PROBLEM DESCRIPTION — Transcribe the material verbatim in full; the pictures do not belong in the copy.

Records from a data collection:
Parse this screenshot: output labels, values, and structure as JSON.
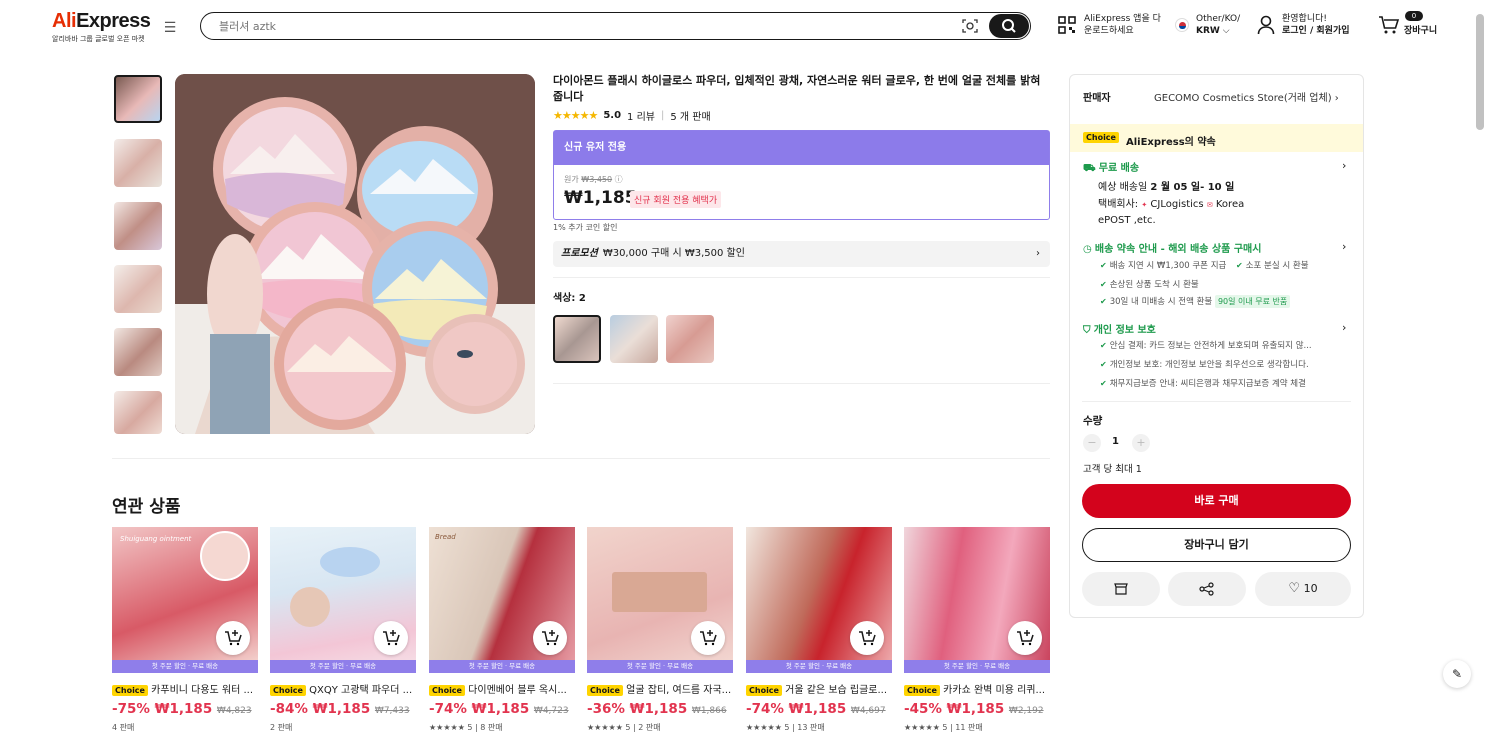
{
  "header": {
    "brand_prefix": "Ali",
    "brand_suffix": "Express",
    "tagline": "알리바바 그룹 글로벌 오픈 마켓",
    "search_placeholder": "블러셔 aztk",
    "app_line1": "AliExpress 앱을 다",
    "app_line2": "운로드하세요",
    "region_line1": "Other/KO/",
    "region_line2": "KRW",
    "user_line1": "환영합니다!",
    "user_line2": "로그인 / 회원가입",
    "cart_count": "0",
    "cart_label": "장바구니"
  },
  "product": {
    "title": "다이아몬드 플래시 하이글로스 파우더, 입체적인 광채, 자연스러운 워터 글로우, 한 번에 얼굴 전체를 밝혀줍니다",
    "stars": "★★★★★",
    "rating": "5.0",
    "reviews": "1 리뷰",
    "sold": "5 개 판매",
    "new_user_header": "신규 유저 전용",
    "orig_label": "원가",
    "orig_price": "₩3,450",
    "price": "₩1,185",
    "new_user_pill": "신규 회원 전용 혜택가",
    "coin_note": "1% 추가 코인 할인",
    "promo_label": "프로모션",
    "promo_text": "₩30,000 구매 시 ₩3,500 할인",
    "color_label": "색상: 2"
  },
  "panel": {
    "seller_label": "판매자",
    "seller_name": "GECOMO Cosmetics Store(거래 업체)",
    "choice_chip": "Choice",
    "choice_promise": "AliExpress의 약속",
    "free_shipping": "무료 배송",
    "delivery_prefix": "예상 배송일",
    "delivery_dates": "2 월 05 일- 10 일",
    "carrier_prefix": "택배회사:",
    "carrier1": "CJLogistics",
    "carrier2": "Korea",
    "carrier3": "ePOST ,etc.",
    "guarantee_title": "배송 약속 안내 - 해외 배송 상품 구매시",
    "g1": "배송 지연 시 ₩1,300 쿠폰 지급",
    "g2": "소포 분실 시 환불",
    "g3": "손상된 상품 도착 시 환불",
    "g4": "30일 내 미배송 시 전액 환불",
    "g4_tag": "90일 이내 무료 반품",
    "privacy_title": "개인 정보 보호",
    "p1": "안심 결제: 카드 정보는 안전하게 보호되며 유출되지 않...",
    "p2": "개인정보 보호: 개인정보 보안을 최우선으로 생각합니다.",
    "p3": "채무지급보증 안내: 씨티은행과 채무지급보증 계약 체결",
    "qty_label": "수량",
    "qty_minus": "−",
    "qty_value": "1",
    "qty_plus": "+",
    "qty_max": "고객 당 최대 1",
    "buy_now": "바로 구매",
    "add_cart": "장바구니 담기",
    "wish_count": "10"
  },
  "related": {
    "title": "연관 상품",
    "band": "첫 주문 할인 · 무료 배송",
    "items": [
      {
        "name": "카푸비니 다용도 워터 ...",
        "discount": "-75%",
        "price": "₩1,185",
        "orig": "₩4,823",
        "sold": "4 판매",
        "overlay": "Shuiguang ointment"
      },
      {
        "name": "QXQY 고광택 파우더 ...",
        "discount": "-84%",
        "price": "₩1,185",
        "orig": "₩7,433",
        "sold": "2 판매"
      },
      {
        "name": "다이멘베어 블루 옥시...",
        "discount": "-74%",
        "price": "₩1,185",
        "orig": "₩4,723",
        "sold": "★★★★★ 5 | 8 판매"
      },
      {
        "name": "얼굴 잡티, 여드름 자국...",
        "discount": "-36%",
        "price": "₩1,185",
        "orig": "₩1,866",
        "sold": "★★★★★ 5 | 2 판매"
      },
      {
        "name": "거울 같은 보습 립글로...",
        "discount": "-74%",
        "price": "₩1,185",
        "orig": "₩4,697",
        "sold": "★★★★★ 5 | 13 판매"
      },
      {
        "name": "카카쇼 완벽 미용 리퀴...",
        "discount": "-45%",
        "price": "₩1,185",
        "orig": "₩2,192",
        "sold": "★★★★★ 5 | 11 판매"
      }
    ]
  },
  "colors": {
    "accent": "#e62e04",
    "buy": "#d3031c",
    "promo_purple": "#8c7bea",
    "price_red": "#e2344f",
    "green": "#1d9a4c"
  }
}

ANSWER TO THIS TASK —
Parse this screenshot: output labels, values, and structure as JSON.
{
  "header": {
    "brand_prefix": "Ali",
    "brand_suffix": "Express",
    "tagline": "알리바바 그룹 글로벌 오픈 마켓",
    "search_placeholder": "블러셔 aztk",
    "app_line1": "AliExpress 앱을 다",
    "app_line2": "운로드하세요",
    "region_line1": "Other/KO/",
    "region_line2": "KRW",
    "user_line1": "환영합니다!",
    "user_line2": "로그인 / 회원가입",
    "cart_count": "0",
    "cart_label": "장바구니"
  },
  "product": {
    "title": "다이아몬드 플래시 하이글로스 파우더, 입체적인 광채, 자연스러운 워터 글로우, 한 번에 얼굴 전체를 밝혀줍니다",
    "stars": "★★★★★",
    "rating": "5.0",
    "reviews": "1 리뷰",
    "sold": "5 개 판매",
    "new_user_header": "신규 유저 전용",
    "orig_label": "원가",
    "orig_price": "₩3,450",
    "price": "₩1,185",
    "new_user_pill": "신규 회원 전용 혜택가",
    "coin_note": "1% 추가 코인 할인",
    "promo_label": "프로모션",
    "promo_text": "₩30,000 구매 시 ₩3,500 할인",
    "color_label": "색상: 2"
  },
  "panel": {
    "seller_label": "판매자",
    "seller_name": "GECOMO Cosmetics Store(거래 업체)",
    "choice_chip": "Choice",
    "choice_promise": "AliExpress의 약속",
    "free_shipping": "무료 배송",
    "delivery_prefix": "예상 배송일",
    "delivery_dates": "2 월 05 일- 10 일",
    "carrier_prefix": "택배회사:",
    "carrier1": "CJLogistics",
    "carrier2": "Korea",
    "carrier3": "ePOST ,etc.",
    "guarantee_title": "배송 약속 안내 - 해외 배송 상품 구매시",
    "g1": "배송 지연 시 ₩1,300 쿠폰 지급",
    "g2": "소포 분실 시 환불",
    "g3": "손상된 상품 도착 시 환불",
    "g4": "30일 내 미배송 시 전액 환불",
    "g4_tag": "90일 이내 무료 반품",
    "privacy_title": "개인 정보 보호",
    "p1": "안심 결제: 카드 정보는 안전하게 보호되며 유출되지 않...",
    "p2": "개인정보 보호: 개인정보 보안을 최우선으로 생각합니다.",
    "p3": "채무지급보증 안내: 씨티은행과 채무지급보증 계약 체결",
    "qty_label": "수량",
    "qty_minus": "−",
    "qty_value": "1",
    "qty_plus": "+",
    "qty_max": "고객 당 최대 1",
    "buy_now": "바로 구매",
    "add_cart": "장바구니 담기",
    "wish_count": "10"
  },
  "related": {
    "title": "연관 상품",
    "band": "첫 주문 할인 · 무료 배송",
    "items": [
      {
        "name": "카푸비니 다용도 워터 ...",
        "discount": "-75%",
        "price": "₩1,185",
        "orig": "₩4,823",
        "sold": "4 판매",
        "overlay": "Shuiguang ointment"
      },
      {
        "name": "QXQY 고광택 파우더 ...",
        "discount": "-84%",
        "price": "₩1,185",
        "orig": "₩7,433",
        "sold": "2 판매"
      },
      {
        "name": "다이멘베어 블루 옥시...",
        "discount": "-74%",
        "price": "₩1,185",
        "orig": "₩4,723",
        "sold": "★★★★★ 5 | 8 판매"
      },
      {
        "name": "얼굴 잡티, 여드름 자국...",
        "discount": "-36%",
        "price": "₩1,185",
        "orig": "₩1,866",
        "sold": "★★★★★ 5 | 2 판매"
      },
      {
        "name": "거울 같은 보습 립글로...",
        "discount": "-74%",
        "price": "₩1,185",
        "orig": "₩4,697",
        "sold": "★★★★★ 5 | 13 판매"
      },
      {
        "name": "카카쇼 완벽 미용 리퀴...",
        "discount": "-45%",
        "price": "₩1,185",
        "orig": "₩2,192",
        "sold": "★★★★★ 5 | 11 판매"
      }
    ]
  },
  "colors": {
    "accent": "#e62e04",
    "buy": "#d3031c",
    "promo_purple": "#8c7bea",
    "price_red": "#e2344f",
    "green": "#1d9a4c"
  }
}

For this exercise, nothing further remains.